Written task →
Pictures do not belong in the copy. Return all of the entries exactly.

(Dataset items)
★ ★ ★ ★ ★ ★ ★

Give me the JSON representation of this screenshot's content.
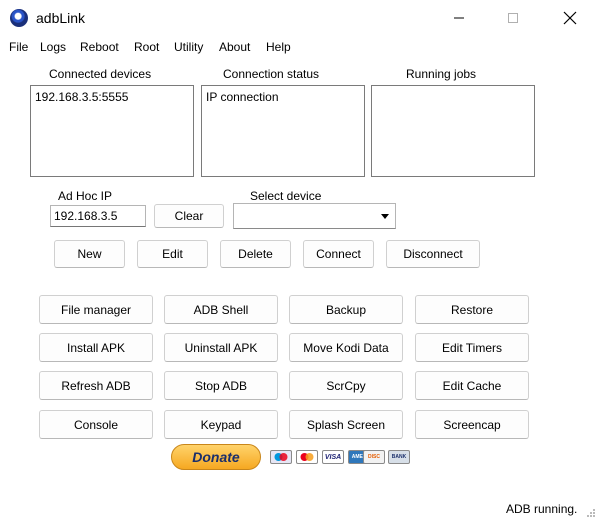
{
  "window": {
    "title": "adbLink"
  },
  "menu": [
    "File",
    "Logs",
    "Reboot",
    "Root",
    "Utility",
    "About",
    "Help"
  ],
  "panels": {
    "connected_devices": {
      "label": "Connected devices",
      "items": [
        "192.168.3.5:5555"
      ]
    },
    "connection_status": {
      "label": "Connection status",
      "items": [
        "IP connection"
      ]
    },
    "running_jobs": {
      "label": "Running jobs",
      "items": []
    }
  },
  "adhoc": {
    "label": "Ad Hoc IP",
    "value": "192.168.3.5",
    "clear_label": "Clear"
  },
  "select_device": {
    "label": "Select device",
    "value": ""
  },
  "device_buttons": {
    "new": "New",
    "edit": "Edit",
    "delete": "Delete",
    "connect": "Connect",
    "disconnect": "Disconnect"
  },
  "tools": {
    "row1": [
      "File manager",
      "ADB Shell",
      "Backup",
      "Restore"
    ],
    "row2": [
      "Install APK",
      "Uninstall APK",
      "Move Kodi Data",
      "Edit Timers"
    ],
    "row3": [
      "Refresh ADB",
      "Stop ADB",
      "ScrCpy",
      "Edit Cache"
    ],
    "row4": [
      "Console",
      "Keypad",
      "Splash Screen",
      "Screencap"
    ]
  },
  "donate": {
    "label": "Donate",
    "cards": [
      "Maestro",
      "MasterCard",
      "VISA",
      "AMEX",
      "DISCOVER",
      "BANK"
    ]
  },
  "status": {
    "text": "ADB running."
  },
  "colors": {
    "donate_gold": "#f6a821",
    "donate_text": "#1b2f6b",
    "visa_blue": "#1a1f71",
    "mastercard_red": "#eb001b"
  },
  "icons": {
    "app": "adblink-icon",
    "minimize": "minimize-icon",
    "maximize": "maximize-icon",
    "close": "close-icon",
    "dropdown": "chevron-down-icon"
  }
}
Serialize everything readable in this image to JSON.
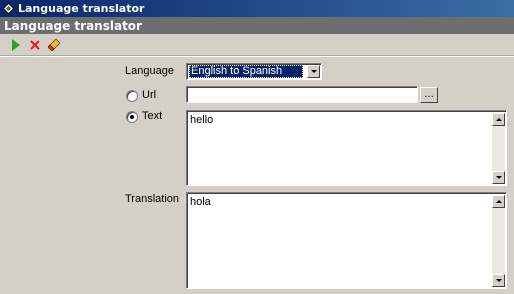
{
  "window": {
    "title": "Language translator"
  },
  "header": {
    "title": "Language translator"
  },
  "toolbar": {
    "run_icon": "play-icon",
    "cancel_icon": "close-icon",
    "clear_icon": "eraser-icon",
    "colors": {
      "run": "#2aa12a",
      "cancel": "#e21b1b",
      "clear": "#d83a2a"
    }
  },
  "form": {
    "language_label": "Language",
    "language_value": "English to Spanish",
    "url_label": "Url",
    "url_value": "",
    "browse_label": "...",
    "text_label": "Text",
    "text_value": "hello",
    "translation_label": "Translation",
    "translation_value": "hola",
    "selected_source": "text"
  }
}
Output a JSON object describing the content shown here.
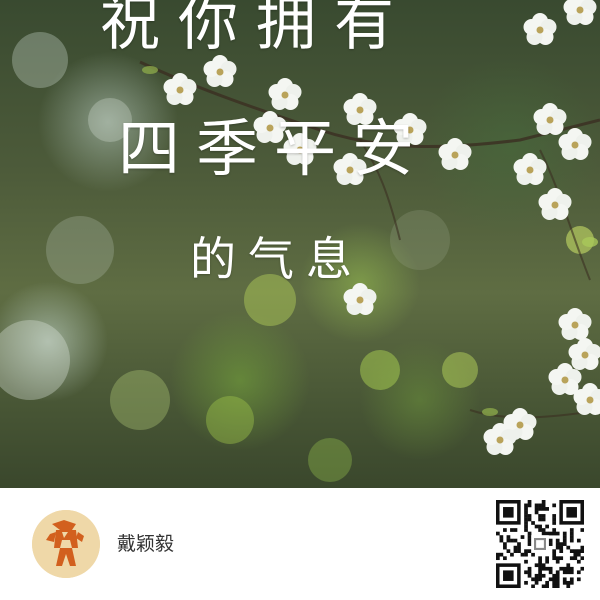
{
  "greeting": {
    "line1": "祝你拥有",
    "line2": "四季平安",
    "line3": "的气息"
  },
  "author": {
    "name": "戴颖毅",
    "avatar_icon": "person-figure-icon"
  },
  "qr_code": {
    "icon": "qr-code-icon"
  },
  "colors": {
    "text_on_photo": "#ffffff",
    "avatar_bg": "#efd8a8",
    "avatar_figure": "#d2601e",
    "author_text": "#333333"
  }
}
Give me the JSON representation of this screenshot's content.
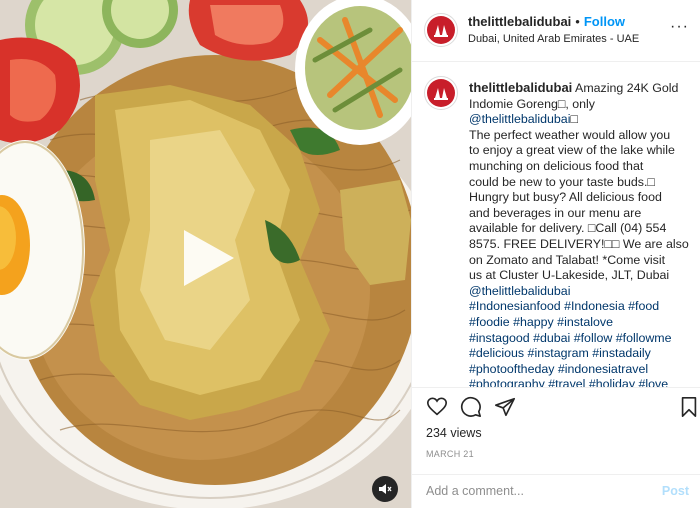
{
  "post": {
    "username": "thelittlebalidubai",
    "separator": "•",
    "follow_label": "Follow",
    "location": "Dubai, United Arab Emirates - UAE",
    "more_label": "···",
    "caption_lines": [
      {
        "text": " Amazing 24K Gold",
        "link": false
      },
      {
        "text": "Indomie Goreng□, only",
        "link": false
      },
      {
        "text": "@thelittlebalidubai",
        "link": true
      },
      {
        "text": "□",
        "link": false
      },
      {
        "text": "The perfect weather would allow you",
        "link": false
      },
      {
        "text": "to enjoy a great view of the lake while",
        "link": false
      },
      {
        "text": "munching on delicious food that",
        "link": false
      },
      {
        "text": "could be new to your taste buds.□",
        "link": false
      },
      {
        "text": "Hungry but busy? All delicious food",
        "link": false
      },
      {
        "text": "and beverages in our menu are",
        "link": false
      },
      {
        "text": "available for delivery. □Call (04) 554",
        "link": false
      },
      {
        "text": "8575. FREE DELIVERY!□□ We are also",
        "link": false
      },
      {
        "text": "on Zomato and Talabat! *Come visit",
        "link": false
      },
      {
        "text": "us at Cluster U-Lakeside, JLT, Dubai",
        "link": false
      },
      {
        "text": "@thelittlebalidubai",
        "link": true
      },
      {
        "text": "#Indonesianfood #Indonesia #food",
        "link": true
      },
      {
        "text": "#foodie #happy #instalove",
        "link": true
      },
      {
        "text": "#instagood #dubai #follow #followme",
        "link": true
      },
      {
        "text": "#delicious #instagram #instadaily",
        "link": true
      },
      {
        "text": "#photooftheday #indonesiatravel",
        "link": true
      },
      {
        "text": "#photography #travel #holiday #love",
        "link": true
      }
    ],
    "views": "234 views",
    "date": "MARCH 21",
    "comment_placeholder": "Add a comment...",
    "post_label": "Post",
    "icons": [
      "heart-icon",
      "comment-icon",
      "share-icon",
      "bookmark-icon",
      "play-icon",
      "mute-icon"
    ],
    "colors": {
      "link": "#00376b",
      "follow": "#0095f6",
      "post_disabled": "#b2dffc",
      "avatar_red": "#c81e2a"
    }
  }
}
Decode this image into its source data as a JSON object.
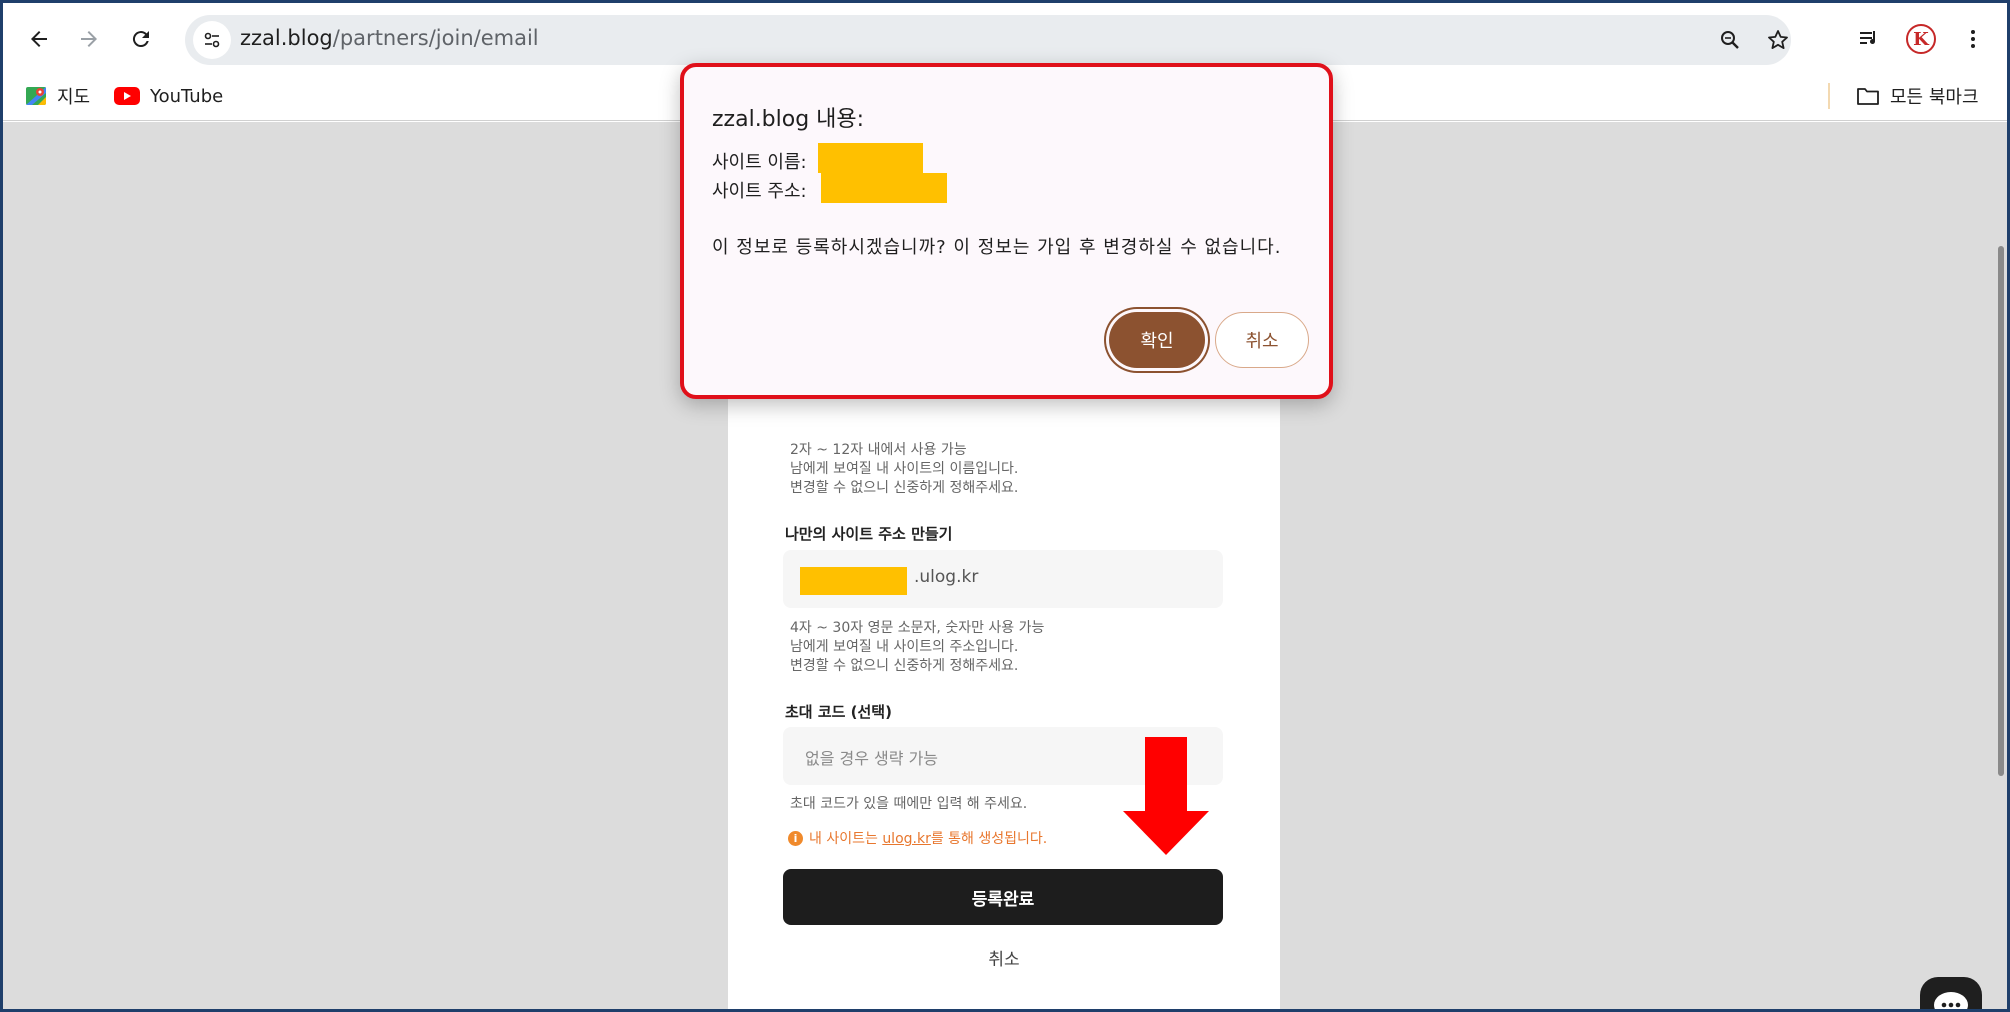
{
  "browser": {
    "url_host": "zzal.blog",
    "url_path": "/partners/join/email",
    "bookmarks": [
      {
        "label": "지도",
        "icon": "maps-icon"
      },
      {
        "label": "YouTube",
        "icon": "youtube-icon"
      }
    ],
    "all_bookmarks_label": "모든 북마크",
    "profile_letter": "K"
  },
  "form": {
    "site_name_help": [
      "2자 ~ 12자 내에서 사용 가능",
      "남에게 보여질 내 사이트의 이름입니다.",
      "변경할 수 없으니 신중하게 정해주세요."
    ],
    "site_address_label": "나만의 사이트 주소 만들기",
    "site_address_suffix": ".ulog.kr",
    "site_address_help": [
      "4자 ~ 30자 영문 소문자, 숫자만 사용 가능",
      "남에게 보여질 내 사이트의 주소입니다.",
      "변경할 수 없으니 신중하게 정해주세요."
    ],
    "invite_label": "초대 코드 (선택)",
    "invite_placeholder": "없을 경우 생략 가능",
    "invite_help": "초대 코드가 있을 때에만 입력 해 주세요.",
    "notice_prefix": "내 사이트는 ",
    "notice_link": "ulog.kr",
    "notice_suffix": "를 통해 생성됩니다.",
    "submit_label": "등록완료",
    "cancel_label": "취소"
  },
  "dialog": {
    "title": "zzal.blog 내용:",
    "site_name_label": "사이트 이름:",
    "site_address_label": "사이트 주소:",
    "message": "이 정보로 등록하시겠습니까? 이 정보는 가입 후 변경하실 수 없습니다.",
    "ok_label": "확인",
    "cancel_label": "취소"
  },
  "colors": {
    "redaction": "#ffc000",
    "dialog_border": "#e0101a",
    "ok_button": "#8c5230",
    "arrow": "#ff0000",
    "notice": "#e8772e"
  }
}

★ ★ ★ ★ ★ ★ ★

Exercise result →
Give me the JSON representation of this screenshot's content.
{
  "window": {
    "title": "adbLink"
  },
  "menu": [
    "File",
    "Logs",
    "Reboot",
    "Root",
    "Utility",
    "About",
    "Help"
  ],
  "panels": {
    "connected_devices": {
      "label": "Connected devices",
      "items": [
        "192.168.3.5:5555"
      ]
    },
    "connection_status": {
      "label": "Connection status",
      "items": [
        "IP connection"
      ]
    },
    "running_jobs": {
      "label": "Running jobs",
      "items": []
    }
  },
  "adhoc": {
    "label": "Ad Hoc IP",
    "value": "192.168.3.5",
    "clear_label": "Clear"
  },
  "select_device": {
    "label": "Select device",
    "value": ""
  },
  "device_buttons": {
    "new": "New",
    "edit": "Edit",
    "delete": "Delete",
    "connect": "Connect",
    "disconnect": "Disconnect"
  },
  "tools": {
    "row1": [
      "File manager",
      "ADB Shell",
      "Backup",
      "Restore"
    ],
    "row2": [
      "Install APK",
      "Uninstall APK",
      "Move Kodi Data",
      "Edit Timers"
    ],
    "row3": [
      "Refresh ADB",
      "Stop ADB",
      "ScrCpy",
      "Edit Cache"
    ],
    "row4": [
      "Console",
      "Keypad",
      "Splash Screen",
      "Screencap"
    ]
  },
  "donate": {
    "label": "Donate",
    "cards": [
      "Maestro",
      "MasterCard",
      "VISA",
      "AMEX",
      "DISCOVER",
      "BANK"
    ]
  },
  "status": {
    "text": "ADB running."
  },
  "colors": {
    "donate_gold": "#f6a821",
    "donate_text": "#1b2f6b",
    "visa_blue": "#1a1f71",
    "mastercard_red": "#eb001b"
  },
  "icons": {
    "app": "adblink-icon",
    "minimize": "minimize-icon",
    "maximize": "maximize-icon",
    "close": "close-icon",
    "dropdown": "chevron-down-icon"
  }
}
Serialize everything readable in this image to JSON.
{
  "window": {
    "title": "Language translator"
  },
  "header": {
    "title": "Language translator"
  },
  "toolbar": {
    "run_icon": "play-icon",
    "cancel_icon": "close-icon",
    "clear_icon": "eraser-icon",
    "colors": {
      "run": "#2aa12a",
      "cancel": "#e21b1b",
      "clear": "#d83a2a"
    }
  },
  "form": {
    "language_label": "Language",
    "language_value": "English to Spanish",
    "url_label": "Url",
    "url_value": "",
    "browse_label": "...",
    "text_label": "Text",
    "text_value": "hello",
    "translation_label": "Translation",
    "translation_value": "hola",
    "selected_source": "text"
  }
}
Output a JSON object describing the content shown here.
{
  "greeting": {
    "line1": "祝你拥有",
    "line2": "四季平安",
    "line3": "的气息"
  },
  "author": {
    "name": "戴颖毅",
    "avatar_icon": "person-figure-icon"
  },
  "qr_code": {
    "icon": "qr-code-icon"
  },
  "colors": {
    "text_on_photo": "#ffffff",
    "avatar_bg": "#efd8a8",
    "avatar_figure": "#d2601e",
    "author_text": "#333333"
  }
}
Give me the JSON representation of this screenshot's content.
{
  "post": {
    "username": "thelittlebalidubai",
    "separator": "•",
    "follow_label": "Follow",
    "location": "Dubai, United Arab Emirates - UAE",
    "more_label": "···",
    "caption_lines": [
      {
        "text": " Amazing 24K Gold",
        "link": false
      },
      {
        "text": "Indomie Goreng□, only",
        "link": false
      },
      {
        "text": "@thelittlebalidubai",
        "link": true
      },
      {
        "text": "□",
        "link": false
      },
      {
        "text": "The perfect weather would allow you",
        "link": false
      },
      {
        "text": "to enjoy a great view of the lake while",
        "link": false
      },
      {
        "text": "munching on delicious food that",
        "link": false
      },
      {
        "text": "could be new to your taste buds.□",
        "link": false
      },
      {
        "text": "Hungry but busy? All delicious food",
        "link": false
      },
      {
        "text": "and beverages in our menu are",
        "link": false
      },
      {
        "text": "available for delivery. □Call (04) 554",
        "link": false
      },
      {
        "text": "8575. FREE DELIVERY!□□ We are also",
        "link": false
      },
      {
        "text": "on Zomato and Talabat! *Come visit",
        "link": false
      },
      {
        "text": "us at Cluster U-Lakeside, JLT, Dubai",
        "link": false
      },
      {
        "text": "@thelittlebalidubai",
        "link": true
      },
      {
        "text": "#Indonesianfood #Indonesia #food",
        "link": true
      },
      {
        "text": "#foodie #happy #instalove",
        "link": true
      },
      {
        "text": "#instagood #dubai #follow #followme",
        "link": true
      },
      {
        "text": "#delicious #instagram #instadaily",
        "link": true
      },
      {
        "text": "#photooftheday #indonesiatravel",
        "link": true
      },
      {
        "text": "#photography #travel #holiday #love",
        "link": true
      }
    ],
    "views": "234 views",
    "date": "MARCH 21",
    "comment_placeholder": "Add a comment...",
    "post_label": "Post",
    "icons": [
      "heart-icon",
      "comment-icon",
      "share-icon",
      "bookmark-icon",
      "play-icon",
      "mute-icon"
    ],
    "colors": {
      "link": "#00376b",
      "follow": "#0095f6",
      "post_disabled": "#b2dffc",
      "avatar_red": "#c81e2a"
    }
  }
}
Decode this image into its source data as a JSON object.
{
  "browser": {
    "url_host": "zzal.blog",
    "url_path": "/partners/join/email",
    "bookmarks": [
      {
        "label": "지도",
        "icon": "maps-icon"
      },
      {
        "label": "YouTube",
        "icon": "youtube-icon"
      }
    ],
    "all_bookmarks_label": "모든 북마크",
    "profile_letter": "K"
  },
  "form": {
    "site_name_help": [
      "2자 ~ 12자 내에서 사용 가능",
      "남에게 보여질 내 사이트의 이름입니다.",
      "변경할 수 없으니 신중하게 정해주세요."
    ],
    "site_address_label": "나만의 사이트 주소 만들기",
    "site_address_suffix": ".ulog.kr",
    "site_address_help": [
      "4자 ~ 30자 영문 소문자, 숫자만 사용 가능",
      "남에게 보여질 내 사이트의 주소입니다.",
      "변경할 수 없으니 신중하게 정해주세요."
    ],
    "invite_label": "초대 코드 (선택)",
    "invite_placeholder": "없을 경우 생략 가능",
    "invite_help": "초대 코드가 있을 때에만 입력 해 주세요.",
    "notice_prefix": "내 사이트는 ",
    "notice_link": "ulog.kr",
    "notice_suffix": "를 통해 생성됩니다.",
    "submit_label": "등록완료",
    "cancel_label": "취소"
  },
  "dialog": {
    "title": "zzal.blog 내용:",
    "site_name_label": "사이트 이름:",
    "site_address_label": "사이트 주소:",
    "message": "이 정보로 등록하시겠습니까? 이 정보는 가입 후 변경하실 수 없습니다.",
    "ok_label": "확인",
    "cancel_label": "취소"
  },
  "colors": {
    "redaction": "#ffc000",
    "dialog_border": "#e0101a",
    "ok_button": "#8c5230",
    "arrow": "#ff0000",
    "notice": "#e8772e"
  }
}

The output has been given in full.